What is needed - Where the word "content" occurs in a line, return that line.
◇ ◇ ◇
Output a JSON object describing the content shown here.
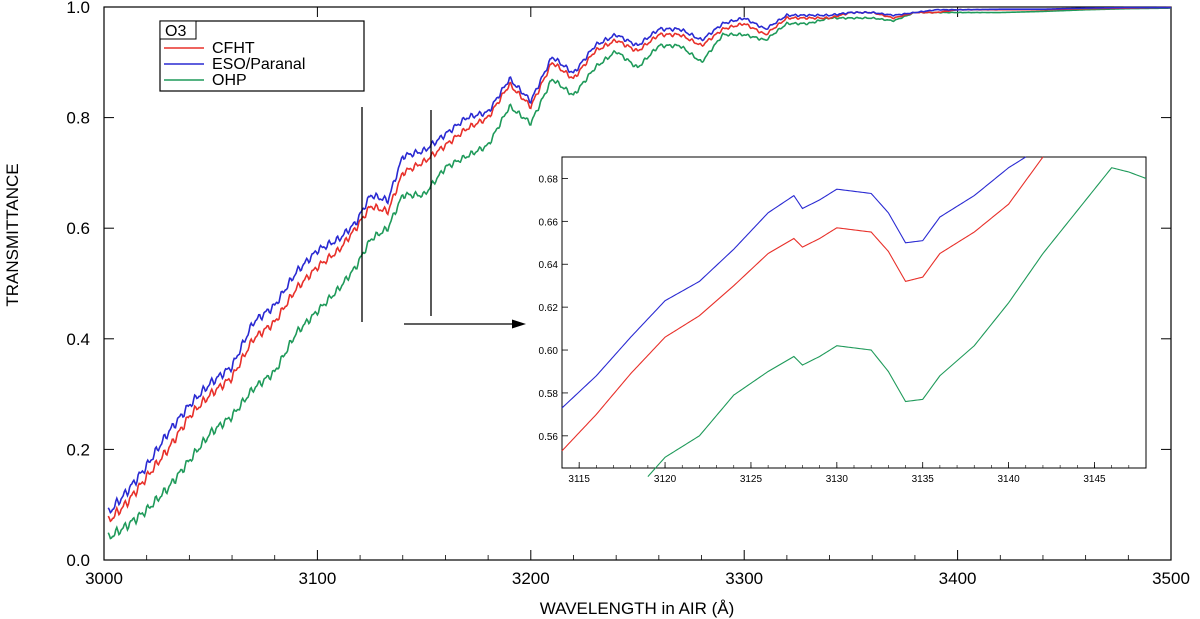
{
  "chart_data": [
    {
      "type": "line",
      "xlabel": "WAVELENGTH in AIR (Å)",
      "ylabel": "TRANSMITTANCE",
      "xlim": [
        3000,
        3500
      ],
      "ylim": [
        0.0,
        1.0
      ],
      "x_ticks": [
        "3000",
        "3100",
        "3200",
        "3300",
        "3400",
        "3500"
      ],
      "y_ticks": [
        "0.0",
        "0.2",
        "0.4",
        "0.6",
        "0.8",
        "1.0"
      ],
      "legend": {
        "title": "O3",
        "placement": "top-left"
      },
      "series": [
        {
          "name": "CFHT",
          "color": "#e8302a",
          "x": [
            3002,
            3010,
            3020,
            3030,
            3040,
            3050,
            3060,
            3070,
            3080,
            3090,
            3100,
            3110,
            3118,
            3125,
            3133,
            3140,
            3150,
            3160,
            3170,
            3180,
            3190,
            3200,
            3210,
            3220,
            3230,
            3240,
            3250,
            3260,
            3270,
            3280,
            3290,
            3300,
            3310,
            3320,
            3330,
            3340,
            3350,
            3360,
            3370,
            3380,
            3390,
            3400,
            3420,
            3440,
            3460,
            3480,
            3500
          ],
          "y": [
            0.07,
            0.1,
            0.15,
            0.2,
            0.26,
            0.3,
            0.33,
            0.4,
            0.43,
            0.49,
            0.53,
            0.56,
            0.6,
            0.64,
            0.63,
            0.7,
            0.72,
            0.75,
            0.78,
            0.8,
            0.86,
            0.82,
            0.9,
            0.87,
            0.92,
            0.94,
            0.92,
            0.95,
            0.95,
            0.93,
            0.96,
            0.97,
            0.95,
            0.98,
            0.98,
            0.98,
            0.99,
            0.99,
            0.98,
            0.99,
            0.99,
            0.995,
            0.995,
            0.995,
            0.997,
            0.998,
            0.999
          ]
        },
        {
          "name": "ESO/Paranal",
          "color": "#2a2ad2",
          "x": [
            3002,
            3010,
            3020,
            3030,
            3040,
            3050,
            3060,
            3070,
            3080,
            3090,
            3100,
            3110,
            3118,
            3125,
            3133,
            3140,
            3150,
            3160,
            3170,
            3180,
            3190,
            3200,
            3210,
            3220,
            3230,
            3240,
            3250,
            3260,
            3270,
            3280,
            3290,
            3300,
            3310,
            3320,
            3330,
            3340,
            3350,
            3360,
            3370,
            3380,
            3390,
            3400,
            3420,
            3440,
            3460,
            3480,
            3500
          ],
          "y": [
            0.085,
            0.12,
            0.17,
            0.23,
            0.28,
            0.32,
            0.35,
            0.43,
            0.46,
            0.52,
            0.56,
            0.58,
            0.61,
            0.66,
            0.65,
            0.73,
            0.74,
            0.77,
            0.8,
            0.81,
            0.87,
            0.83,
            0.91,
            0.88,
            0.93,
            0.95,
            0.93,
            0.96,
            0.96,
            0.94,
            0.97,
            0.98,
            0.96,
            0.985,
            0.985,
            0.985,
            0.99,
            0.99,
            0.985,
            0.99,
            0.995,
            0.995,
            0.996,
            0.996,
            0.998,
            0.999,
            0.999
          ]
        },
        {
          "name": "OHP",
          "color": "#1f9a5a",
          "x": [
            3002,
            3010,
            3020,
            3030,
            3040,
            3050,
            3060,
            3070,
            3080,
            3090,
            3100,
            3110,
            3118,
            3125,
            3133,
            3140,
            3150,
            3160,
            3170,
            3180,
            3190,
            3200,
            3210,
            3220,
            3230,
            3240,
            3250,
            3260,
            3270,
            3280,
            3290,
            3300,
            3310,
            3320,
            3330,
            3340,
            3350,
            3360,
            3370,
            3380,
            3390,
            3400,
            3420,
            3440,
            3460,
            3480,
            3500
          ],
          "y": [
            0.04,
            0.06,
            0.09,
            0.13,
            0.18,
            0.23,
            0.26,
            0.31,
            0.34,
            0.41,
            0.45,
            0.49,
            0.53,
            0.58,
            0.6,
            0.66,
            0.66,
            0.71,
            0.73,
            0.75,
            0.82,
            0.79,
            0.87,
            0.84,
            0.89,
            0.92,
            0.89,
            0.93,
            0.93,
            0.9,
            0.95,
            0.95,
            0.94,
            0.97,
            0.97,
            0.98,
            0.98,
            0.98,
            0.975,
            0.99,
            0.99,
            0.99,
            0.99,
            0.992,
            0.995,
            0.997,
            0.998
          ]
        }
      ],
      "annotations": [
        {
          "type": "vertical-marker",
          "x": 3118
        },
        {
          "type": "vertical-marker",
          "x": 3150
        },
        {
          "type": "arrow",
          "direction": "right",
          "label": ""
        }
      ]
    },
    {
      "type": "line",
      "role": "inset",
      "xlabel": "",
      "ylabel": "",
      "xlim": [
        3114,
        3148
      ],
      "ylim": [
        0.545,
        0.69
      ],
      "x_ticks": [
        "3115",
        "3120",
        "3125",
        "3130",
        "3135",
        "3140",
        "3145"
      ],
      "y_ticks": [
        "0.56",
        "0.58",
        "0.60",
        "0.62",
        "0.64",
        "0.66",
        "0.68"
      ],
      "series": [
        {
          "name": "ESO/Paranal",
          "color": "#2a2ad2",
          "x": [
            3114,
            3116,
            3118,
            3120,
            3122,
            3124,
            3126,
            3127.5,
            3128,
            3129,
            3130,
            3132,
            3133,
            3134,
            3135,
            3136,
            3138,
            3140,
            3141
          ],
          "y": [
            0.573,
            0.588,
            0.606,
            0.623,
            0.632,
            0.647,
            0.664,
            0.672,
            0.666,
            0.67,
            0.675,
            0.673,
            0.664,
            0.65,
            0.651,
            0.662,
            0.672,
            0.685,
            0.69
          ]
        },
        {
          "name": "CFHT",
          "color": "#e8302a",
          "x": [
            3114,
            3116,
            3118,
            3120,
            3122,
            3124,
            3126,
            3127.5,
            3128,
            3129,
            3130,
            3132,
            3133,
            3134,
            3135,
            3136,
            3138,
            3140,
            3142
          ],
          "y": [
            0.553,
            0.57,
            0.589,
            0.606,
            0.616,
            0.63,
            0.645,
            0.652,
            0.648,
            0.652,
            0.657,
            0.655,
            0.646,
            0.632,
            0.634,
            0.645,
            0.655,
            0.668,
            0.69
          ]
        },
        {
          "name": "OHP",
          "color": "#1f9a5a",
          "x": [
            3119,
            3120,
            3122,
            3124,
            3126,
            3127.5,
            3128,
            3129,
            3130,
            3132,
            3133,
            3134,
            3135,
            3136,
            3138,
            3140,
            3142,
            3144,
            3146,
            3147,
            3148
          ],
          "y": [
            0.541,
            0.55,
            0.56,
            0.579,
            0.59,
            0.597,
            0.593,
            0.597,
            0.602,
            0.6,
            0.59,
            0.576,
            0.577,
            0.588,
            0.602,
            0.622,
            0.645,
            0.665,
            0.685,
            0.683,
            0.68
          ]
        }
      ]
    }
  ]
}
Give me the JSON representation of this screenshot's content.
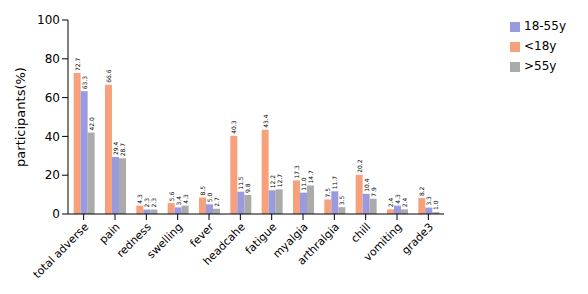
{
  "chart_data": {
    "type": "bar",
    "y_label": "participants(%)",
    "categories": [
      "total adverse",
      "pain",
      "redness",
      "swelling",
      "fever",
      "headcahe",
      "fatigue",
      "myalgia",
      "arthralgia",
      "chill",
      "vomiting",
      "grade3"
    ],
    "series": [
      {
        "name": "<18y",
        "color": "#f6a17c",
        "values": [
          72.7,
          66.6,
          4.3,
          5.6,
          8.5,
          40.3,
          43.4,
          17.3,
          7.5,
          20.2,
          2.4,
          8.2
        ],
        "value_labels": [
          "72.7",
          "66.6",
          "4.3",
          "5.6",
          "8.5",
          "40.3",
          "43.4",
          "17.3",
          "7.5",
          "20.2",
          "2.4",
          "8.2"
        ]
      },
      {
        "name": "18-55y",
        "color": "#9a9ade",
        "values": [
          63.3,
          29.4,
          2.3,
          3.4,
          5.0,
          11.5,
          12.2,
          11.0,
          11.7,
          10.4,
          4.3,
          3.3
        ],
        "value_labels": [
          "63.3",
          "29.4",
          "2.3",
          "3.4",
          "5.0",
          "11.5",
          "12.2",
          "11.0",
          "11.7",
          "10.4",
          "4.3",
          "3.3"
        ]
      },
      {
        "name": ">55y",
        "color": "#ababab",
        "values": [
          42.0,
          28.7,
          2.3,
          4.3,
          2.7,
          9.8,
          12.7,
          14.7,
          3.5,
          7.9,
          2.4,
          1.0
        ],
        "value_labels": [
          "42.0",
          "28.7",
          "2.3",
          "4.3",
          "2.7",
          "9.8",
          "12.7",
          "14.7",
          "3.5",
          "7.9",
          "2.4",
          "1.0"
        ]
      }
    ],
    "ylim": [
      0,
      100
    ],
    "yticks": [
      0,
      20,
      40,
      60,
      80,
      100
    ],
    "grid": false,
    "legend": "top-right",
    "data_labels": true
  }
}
◇ ◇ ◇
Full output -
Output a JSON object describing the content shown here.
Give me the JSON representation of this screenshot's content.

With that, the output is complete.